> _Records contained in a dataset_
==============================
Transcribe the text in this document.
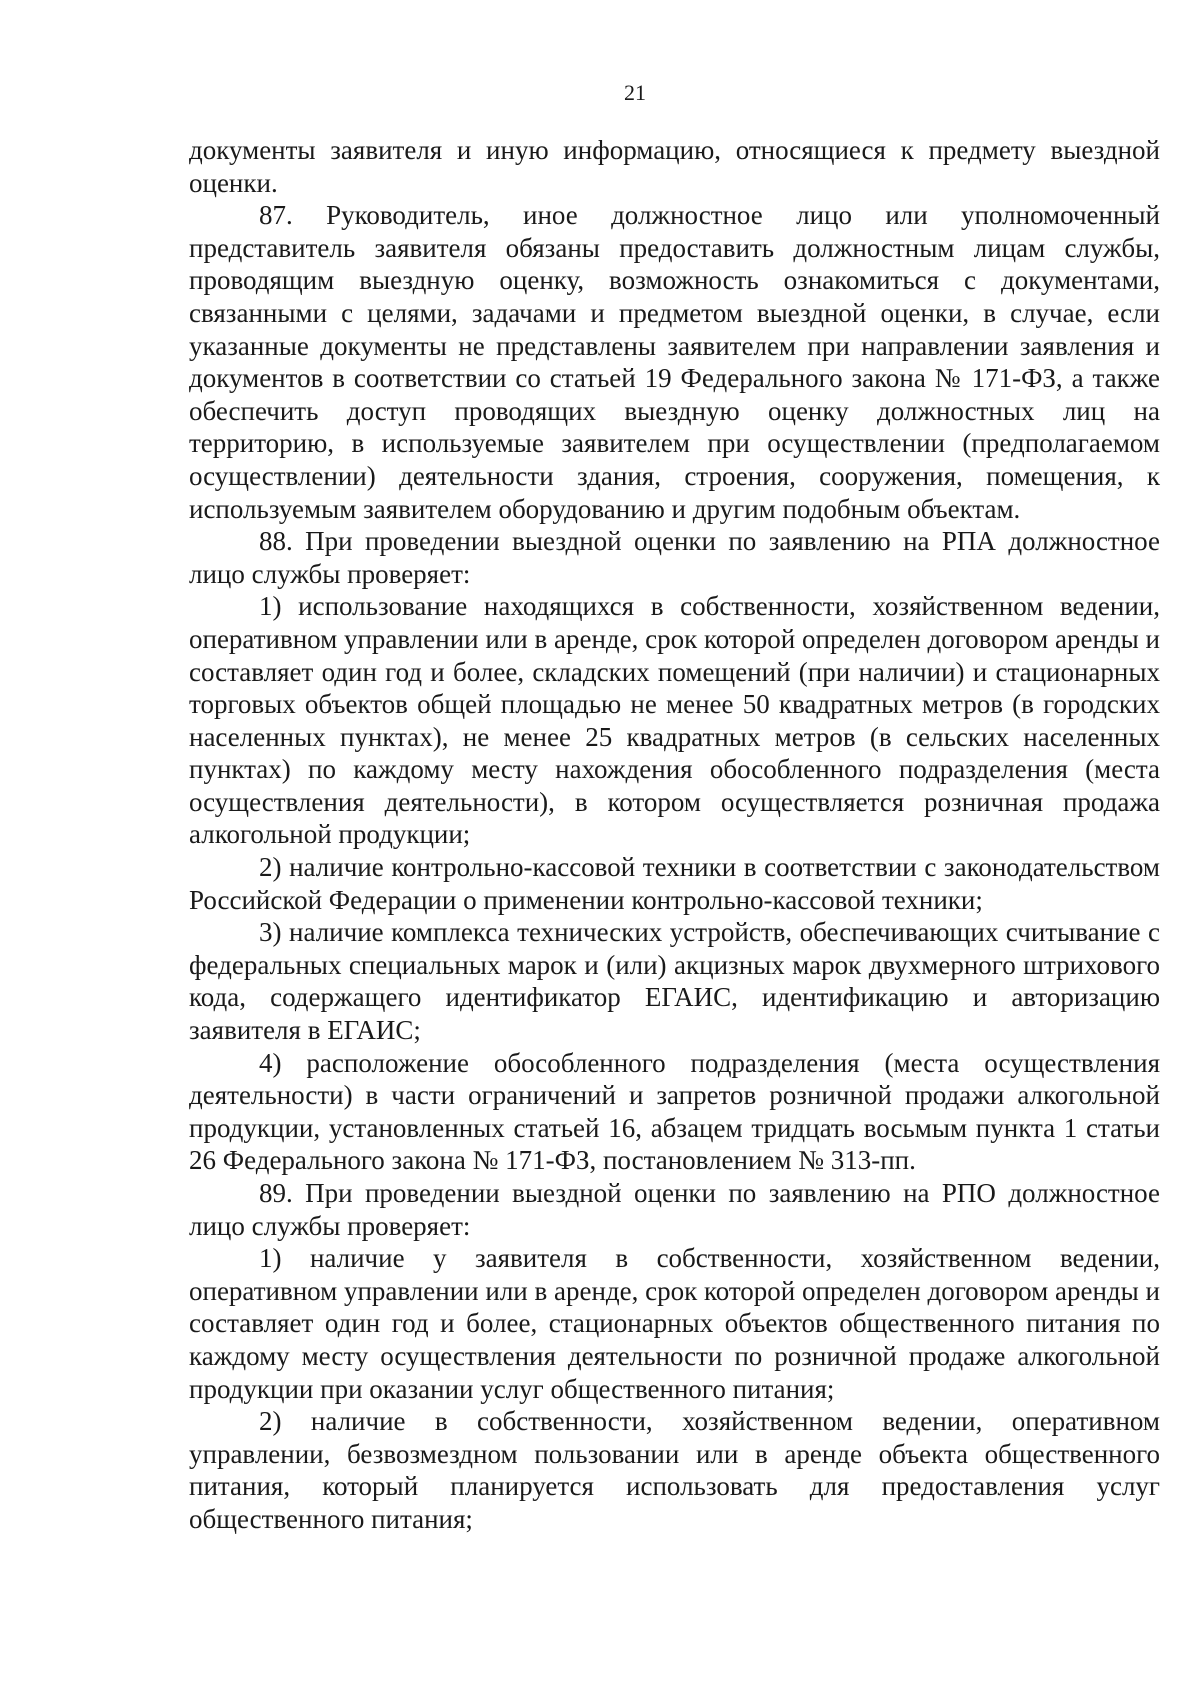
21

документы заявителя и иную информацию, относящиеся к предмету выездной оценки.

87. Руководитель, иное должностное лицо или уполномоченный представитель заявителя обязаны предоставить должностным лицам службы, проводящим выездную оценку, возможность ознакомиться с документами, связанными с целями, задачами и предметом выездной оценки, в случае, если указанные документы не представлены заявителем при направлении заявления и документов в соответствии со статьей 19 Федерального закона № 171-ФЗ, а также обеспечить доступ проводящих выездную оценку должностных лиц на территорию, в используемые заявителем при осуществлении (предполагаемом осуществлении) деятельности здания, строения, сооружения, помещения, к используемым заявителем оборудованию и другим подобным объектам.

88. При проведении выездной оценки по заявлению на РПА должностное лицо службы проверяет:

1) использование находящихся в собственности, хозяйственном ведении, оперативном управлении или в аренде, срок которой определен договором аренды и составляет один год и более, складских помещений (при наличии) и стационарных торговых объектов общей площадью не менее 50 квадратных метров (в городских населенных пунктах), не менее 25 квадратных метров (в сельских населенных пунктах) по каждому месту нахождения обособленного подразделения (места осуществления деятельности), в котором осуществляется розничная продажа алкогольной продукции;

2) наличие контрольно-кассовой техники в соответствии с законодательством Российской Федерации о применении контрольно-кассовой техники;

3) наличие комплекса технических устройств, обеспечивающих считывание с федеральных специальных марок и (или) акцизных марок двухмерного штрихового кода, содержащего идентификатор ЕГАИС, идентификацию и авторизацию заявителя в ЕГАИС;

4) расположение обособленного подразделения (места осуществления деятельности) в части ограничений и запретов розничной продажи алкогольной продукции, установленных статьей 16, абзацем тридцать восьмым пункта 1 статьи 26 Федерального закона № 171-ФЗ, постановлением № 313-пп.

89. При проведении выездной оценки по заявлению на РПО должностное лицо службы проверяет:

1) наличие у заявителя в собственности, хозяйственном ведении, оперативном управлении или в аренде, срок которой определен договором аренды и составляет один год и более, стационарных объектов общественного питания по каждому месту осуществления деятельности по розничной продаже алкогольной продукции при оказании услуг общественного питания;

2) наличие в собственности, хозяйственном ведении, оперативном управлении, безвозмездном пользовании или в аренде объекта общественного питания, который планируется использовать для предоставления услуг общественного питания;
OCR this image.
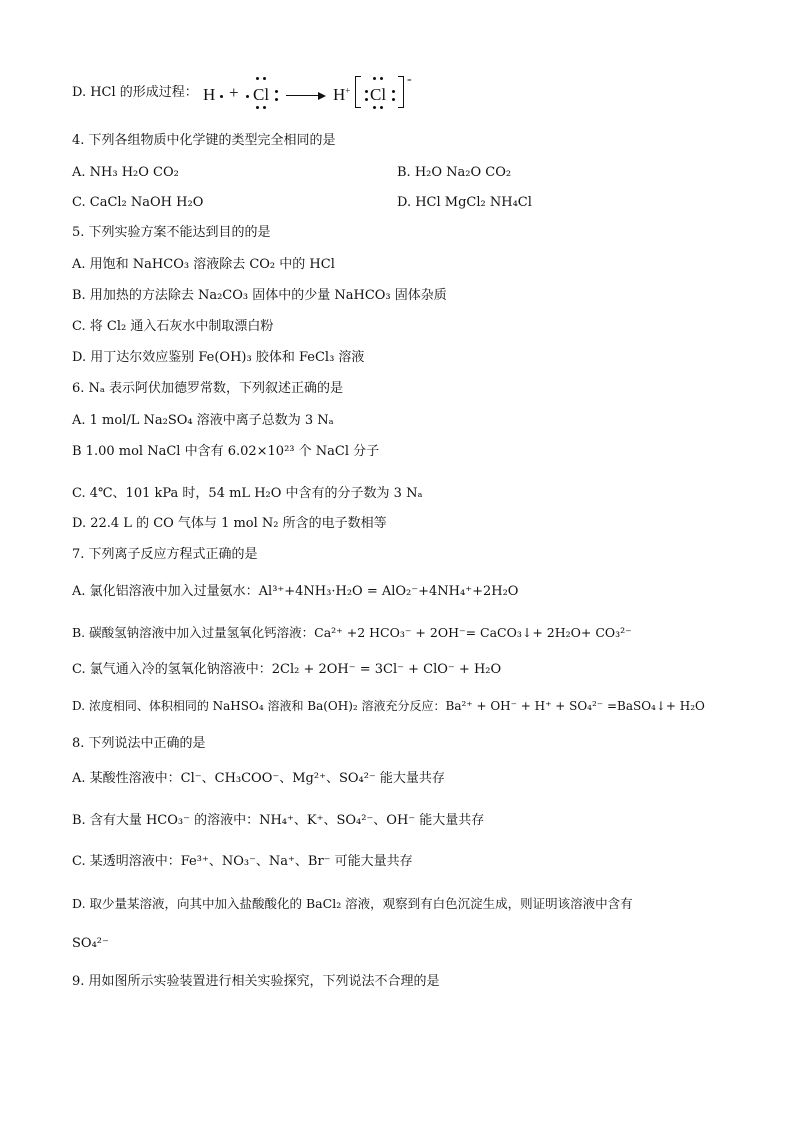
D. HCl 的形成过程： H + Cl	H+ Cl
-
4. 下列各组物质中化学键的类型完全相同的是
A. NH₃ H₂O CO₂	B. H₂O Na₂O CO₂
C. CaCl₂ NaOH H₂O	D. HCl MgCl₂ NH₄Cl
5. 下列实验方案不能达到目的的是
A. 用饱和 NaHCO₃ 溶液除去 CO₂ 中的 HCl
B. 用加热的方法除去 Na₂CO₃ 固体中的少量 NaHCO₃ 固体杂质
C. 将 Cl₂ 通入石灰水中制取漂白粉
D. 用丁达尔效应鉴别 Fe(OH)₃ 胶体和 FeCl₃ 溶液
6. Nₐ 表示阿伏加德罗常数，下列叙述正确的是
A. 1 mol/L Na₂SO₄ 溶液中离子总数为 3 Nₐ
B 1.00 mol NaCl 中含有 6.02×10²³ 个 NaCl 分子
C. 4℃、101 kPa 时，54 mL H₂O 中含有的分子数为 3 Nₐ
D. 22.4 L 的 CO 气体与 1 mol N₂ 所含的电子数相等
7. 下列离子反应方程式正确的是
A. 氯化铝溶液中加入过量氨水：Al³⁺+4NH₃·H₂O = AlO₂⁻+4NH₄⁺+2H₂O
B. 碳酸氢钠溶液中加入过量氢氧化钙溶液：Ca²⁺ +2 HCO₃⁻ + 2OH⁻= CaCO₃↓+ 2H₂O+ CO₃²⁻
C. 氯气通入冷的氢氧化钠溶液中：2Cl₂ + 2OH⁻ = 3Cl⁻ + ClO⁻ + H₂O
D. 浓度相同、体积相同的 NaHSO₄ 溶液和 Ba(OH)₂ 溶液充分反应：Ba²⁺ + OH⁻ + H⁺ + SO₄²⁻ =BaSO₄↓+ H₂O
8. 下列说法中正确的是
A. 某酸性溶液中：Cl⁻、CH₃COO⁻、Mg²⁺、SO₄²⁻ 能大量共存
B. 含有大量 HCO₃⁻ 的溶液中：NH₄⁺、K⁺、SO₄²⁻、OH⁻ 能大量共存
C. 某透明溶液中：Fe³⁺、NO₃⁻、Na⁺、Br⁻ 可能大量共存
D. 取少量某溶液，向其中加入盐酸酸化的 BaCl₂ 溶液，观察到有白色沉淀生成，则证明该溶液中含有
SO₄²⁻
9. 用如图所示实验装置进行相关实验探究，下列说法不合理的是
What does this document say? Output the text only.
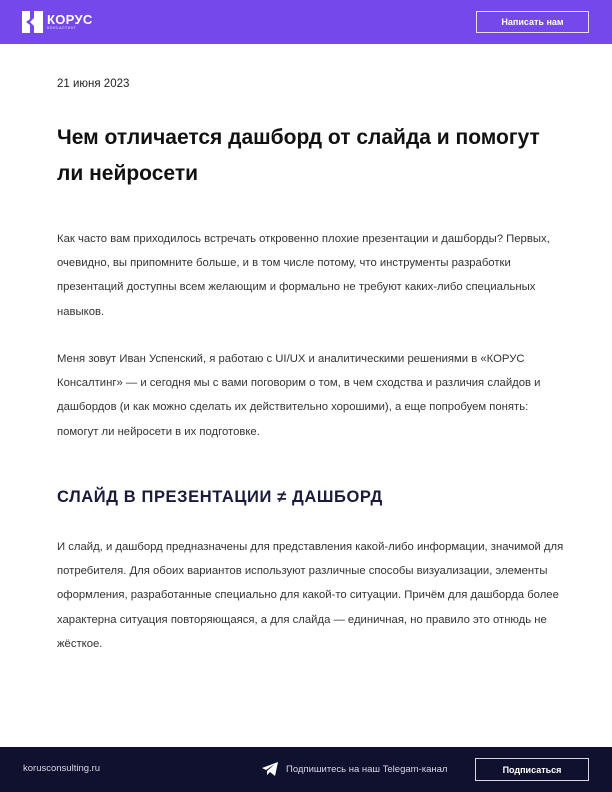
КОРУС
КОНСАЛТИНГ
Написать нам
21 июня 2023
Чем отличается дашборд от слайда и помогут ли нейросети

Как часто вам приходилось встречать откровенно плохие презентации и дашборды? Первых, очевидно, вы припомните больше, и в том числе потому, что инструменты разработки презентаций доступны всем желающим и формально не требуют каких-либо специальных навыков.

Меня зовут Иван Успенский, я работаю с UI/UX и аналитическими решениями в «КОРУС Консалтинг» — и сегодня мы с вами поговорим о том, в чем сходства и различия слайдов и дашбордов (и как можно сделать их действительно хорошими), а еще попробуем понять: помогут ли нейросети в их подготовке.

СЛАЙД В ПРЕЗЕНТАЦИИ ≠ ДАШБОРД

И слайд, и дашборд предназначены для представления какой-либо информации, значимой для потребителя. Для обоих вариантов используют различные способы визуализации, элементы оформления, разработанные специально для какой-то ситуации. Причём для дашборда более характерна ситуация повторяющаяся, а для слайда — единичная, но правило это отнюдь не жёсткое.

korusconsulting.ru	Подпишитесь на наш Telegam-канал	Подписаться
==============================
> _TASK PROMPT_
Filter the entries down to the lines containing "обособленного". Copy each of those lines.

> _RESPONSE FOR THIS EXERCISE_
1) использование находящихся в собственности, хозяйственном ведении, оперативном управлении или в аренде, срок которой определен договором аренды и составляет один год и более, складских помещений (при наличии) и стационарных торговых объектов общей площадью не менее 50 квадратных метров (в городских населенных пунктах), не менее 25 квадратных метров (в сельских населенных пунктах) по каждому месту нахождения обособленного подразделения (места осуществления деятельности), в котором осуществляется розничная продажа алкогольной продукции;
4) расположение обособленного подразделения (места осуществления деятельности) в части ограничений и запретов розничной продажи алкогольной продукции, установленных статьей 16, абзацем тридцать восьмым пункта 1 статьи 26 Федерального закона № 171-ФЗ, постановлением № 313-пп.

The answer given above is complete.